> [Extracted data entries]
----

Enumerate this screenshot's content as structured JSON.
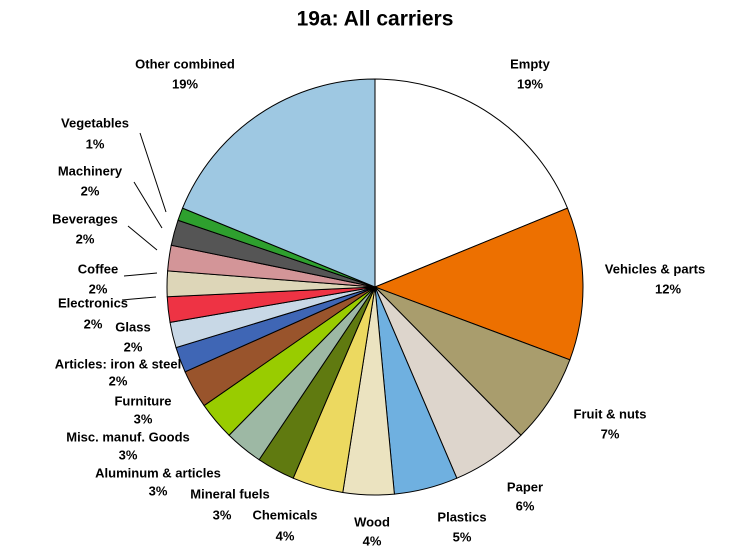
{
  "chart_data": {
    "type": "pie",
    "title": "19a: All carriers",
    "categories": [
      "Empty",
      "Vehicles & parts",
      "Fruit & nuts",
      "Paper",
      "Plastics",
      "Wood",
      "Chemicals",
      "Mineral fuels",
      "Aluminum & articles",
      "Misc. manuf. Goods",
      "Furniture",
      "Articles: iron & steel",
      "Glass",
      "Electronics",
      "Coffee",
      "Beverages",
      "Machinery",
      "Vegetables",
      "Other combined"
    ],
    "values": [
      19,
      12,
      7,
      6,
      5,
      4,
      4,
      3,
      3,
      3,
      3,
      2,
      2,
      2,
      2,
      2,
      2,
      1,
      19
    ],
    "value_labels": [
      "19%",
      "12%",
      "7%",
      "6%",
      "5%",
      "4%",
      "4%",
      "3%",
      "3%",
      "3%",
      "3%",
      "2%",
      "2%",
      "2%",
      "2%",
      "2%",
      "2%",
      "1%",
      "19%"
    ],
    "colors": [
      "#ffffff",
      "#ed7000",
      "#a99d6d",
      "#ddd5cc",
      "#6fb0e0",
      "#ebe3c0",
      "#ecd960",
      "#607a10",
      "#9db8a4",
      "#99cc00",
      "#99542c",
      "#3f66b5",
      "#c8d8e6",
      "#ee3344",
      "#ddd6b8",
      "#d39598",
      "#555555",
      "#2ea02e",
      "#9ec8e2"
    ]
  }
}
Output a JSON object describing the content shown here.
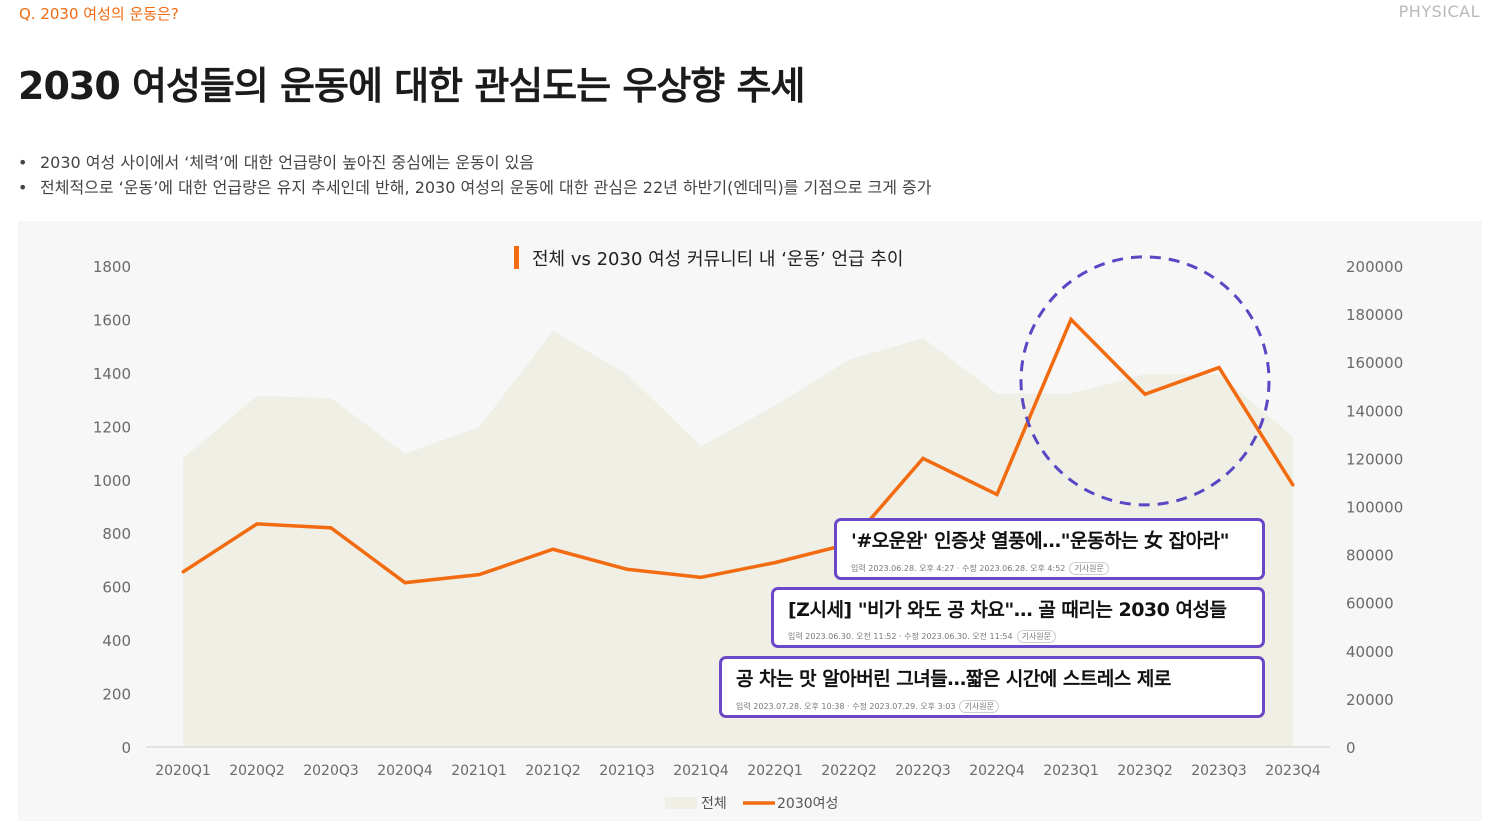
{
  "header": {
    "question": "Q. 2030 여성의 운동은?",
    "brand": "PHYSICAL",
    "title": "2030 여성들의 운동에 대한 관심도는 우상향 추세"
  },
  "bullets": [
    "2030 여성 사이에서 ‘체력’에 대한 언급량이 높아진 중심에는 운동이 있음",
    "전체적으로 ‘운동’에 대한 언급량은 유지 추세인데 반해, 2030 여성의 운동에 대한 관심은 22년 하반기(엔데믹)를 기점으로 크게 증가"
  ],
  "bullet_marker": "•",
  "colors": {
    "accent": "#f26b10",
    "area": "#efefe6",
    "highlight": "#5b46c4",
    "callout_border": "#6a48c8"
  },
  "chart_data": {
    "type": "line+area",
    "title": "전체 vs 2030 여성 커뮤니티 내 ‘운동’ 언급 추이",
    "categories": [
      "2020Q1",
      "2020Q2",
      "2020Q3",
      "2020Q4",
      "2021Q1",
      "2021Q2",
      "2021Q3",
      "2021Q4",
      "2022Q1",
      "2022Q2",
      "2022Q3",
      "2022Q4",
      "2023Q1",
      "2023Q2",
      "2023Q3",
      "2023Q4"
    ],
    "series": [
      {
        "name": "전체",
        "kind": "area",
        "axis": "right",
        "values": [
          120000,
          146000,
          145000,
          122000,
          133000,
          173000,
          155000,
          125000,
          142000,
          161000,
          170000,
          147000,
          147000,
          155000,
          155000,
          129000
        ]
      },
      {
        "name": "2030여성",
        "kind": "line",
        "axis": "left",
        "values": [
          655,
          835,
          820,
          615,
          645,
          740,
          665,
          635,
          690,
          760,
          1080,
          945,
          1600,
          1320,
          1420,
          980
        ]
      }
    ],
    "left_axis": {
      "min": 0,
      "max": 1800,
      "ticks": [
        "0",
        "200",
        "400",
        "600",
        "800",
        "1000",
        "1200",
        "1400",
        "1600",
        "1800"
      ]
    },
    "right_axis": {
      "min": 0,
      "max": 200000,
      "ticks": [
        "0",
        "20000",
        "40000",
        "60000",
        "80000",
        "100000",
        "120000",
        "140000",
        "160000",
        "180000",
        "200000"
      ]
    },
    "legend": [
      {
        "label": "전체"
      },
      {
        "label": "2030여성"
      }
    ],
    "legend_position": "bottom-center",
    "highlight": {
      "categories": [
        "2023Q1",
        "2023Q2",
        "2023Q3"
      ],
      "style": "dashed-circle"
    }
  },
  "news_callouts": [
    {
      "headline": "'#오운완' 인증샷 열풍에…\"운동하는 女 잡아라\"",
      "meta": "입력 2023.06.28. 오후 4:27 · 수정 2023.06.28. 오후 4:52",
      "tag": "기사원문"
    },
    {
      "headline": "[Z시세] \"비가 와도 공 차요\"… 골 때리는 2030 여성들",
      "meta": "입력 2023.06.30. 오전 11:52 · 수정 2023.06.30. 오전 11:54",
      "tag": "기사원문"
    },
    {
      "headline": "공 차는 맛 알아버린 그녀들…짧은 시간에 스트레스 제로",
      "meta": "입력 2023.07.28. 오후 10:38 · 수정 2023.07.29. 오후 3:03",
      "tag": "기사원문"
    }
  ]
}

----

> [THE PROBLEM] Without the pictures, write out every entry precisely as it appears.

> [ANSWER FOR THE TASK]
Enumerate this screenshot's content as structured JSON.
{
  "chart_data": {
    "type": "pie",
    "title": "19a: All carriers",
    "categories": [
      "Empty",
      "Vehicles & parts",
      "Fruit & nuts",
      "Paper",
      "Plastics",
      "Wood",
      "Chemicals",
      "Mineral fuels",
      "Aluminum & articles",
      "Misc. manuf. Goods",
      "Furniture",
      "Articles: iron & steel",
      "Glass",
      "Electronics",
      "Coffee",
      "Beverages",
      "Machinery",
      "Vegetables",
      "Other combined"
    ],
    "values": [
      19,
      12,
      7,
      6,
      5,
      4,
      4,
      3,
      3,
      3,
      3,
      2,
      2,
      2,
      2,
      2,
      2,
      1,
      19
    ],
    "value_labels": [
      "19%",
      "12%",
      "7%",
      "6%",
      "5%",
      "4%",
      "4%",
      "3%",
      "3%",
      "3%",
      "3%",
      "2%",
      "2%",
      "2%",
      "2%",
      "2%",
      "2%",
      "1%",
      "19%"
    ],
    "colors": [
      "#ffffff",
      "#ed7000",
      "#a99d6d",
      "#ddd5cc",
      "#6fb0e0",
      "#ebe3c0",
      "#ecd960",
      "#607a10",
      "#9db8a4",
      "#99cc00",
      "#99542c",
      "#3f66b5",
      "#c8d8e6",
      "#ee3344",
      "#ddd6b8",
      "#d39598",
      "#555555",
      "#2ea02e",
      "#9ec8e2"
    ]
  }
}
Output a JSON object describing the content shown here.
{
  "header": {
    "question": "Q. 2030 여성의 운동은?",
    "brand": "PHYSICAL",
    "title": "2030 여성들의 운동에 대한 관심도는 우상향 추세"
  },
  "bullets": [
    "2030 여성 사이에서 ‘체력’에 대한 언급량이 높아진 중심에는 운동이 있음",
    "전체적으로 ‘운동’에 대한 언급량은 유지 추세인데 반해, 2030 여성의 운동에 대한 관심은 22년 하반기(엔데믹)를 기점으로 크게 증가"
  ],
  "bullet_marker": "•",
  "colors": {
    "accent": "#f26b10",
    "area": "#efefe6",
    "highlight": "#5b46c4",
    "callout_border": "#6a48c8"
  },
  "chart_data": {
    "type": "line+area",
    "title": "전체 vs 2030 여성 커뮤니티 내 ‘운동’ 언급 추이",
    "categories": [
      "2020Q1",
      "2020Q2",
      "2020Q3",
      "2020Q4",
      "2021Q1",
      "2021Q2",
      "2021Q3",
      "2021Q4",
      "2022Q1",
      "2022Q2",
      "2022Q3",
      "2022Q4",
      "2023Q1",
      "2023Q2",
      "2023Q3",
      "2023Q4"
    ],
    "series": [
      {
        "name": "전체",
        "kind": "area",
        "axis": "right",
        "values": [
          120000,
          146000,
          145000,
          122000,
          133000,
          173000,
          155000,
          125000,
          142000,
          161000,
          170000,
          147000,
          147000,
          155000,
          155000,
          129000
        ]
      },
      {
        "name": "2030여성",
        "kind": "line",
        "axis": "left",
        "values": [
          655,
          835,
          820,
          615,
          645,
          740,
          665,
          635,
          690,
          760,
          1080,
          945,
          1600,
          1320,
          1420,
          980
        ]
      }
    ],
    "left_axis": {
      "min": 0,
      "max": 1800,
      "ticks": [
        "0",
        "200",
        "400",
        "600",
        "800",
        "1000",
        "1200",
        "1400",
        "1600",
        "1800"
      ]
    },
    "right_axis": {
      "min": 0,
      "max": 200000,
      "ticks": [
        "0",
        "20000",
        "40000",
        "60000",
        "80000",
        "100000",
        "120000",
        "140000",
        "160000",
        "180000",
        "200000"
      ]
    },
    "legend": [
      {
        "label": "전체"
      },
      {
        "label": "2030여성"
      }
    ],
    "legend_position": "bottom-center",
    "highlight": {
      "categories": [
        "2023Q1",
        "2023Q2",
        "2023Q3"
      ],
      "style": "dashed-circle"
    }
  },
  "news_callouts": [
    {
      "headline": "'#오운완' 인증샷 열풍에…\"운동하는 女 잡아라\"",
      "meta": "입력 2023.06.28. 오후 4:27 · 수정 2023.06.28. 오후 4:52",
      "tag": "기사원문"
    },
    {
      "headline": "[Z시세] \"비가 와도 공 차요\"… 골 때리는 2030 여성들",
      "meta": "입력 2023.06.30. 오전 11:52 · 수정 2023.06.30. 오전 11:54",
      "tag": "기사원문"
    },
    {
      "headline": "공 차는 맛 알아버린 그녀들…짧은 시간에 스트레스 제로",
      "meta": "입력 2023.07.28. 오후 10:38 · 수정 2023.07.29. 오후 3:03",
      "tag": "기사원문"
    }
  ]
}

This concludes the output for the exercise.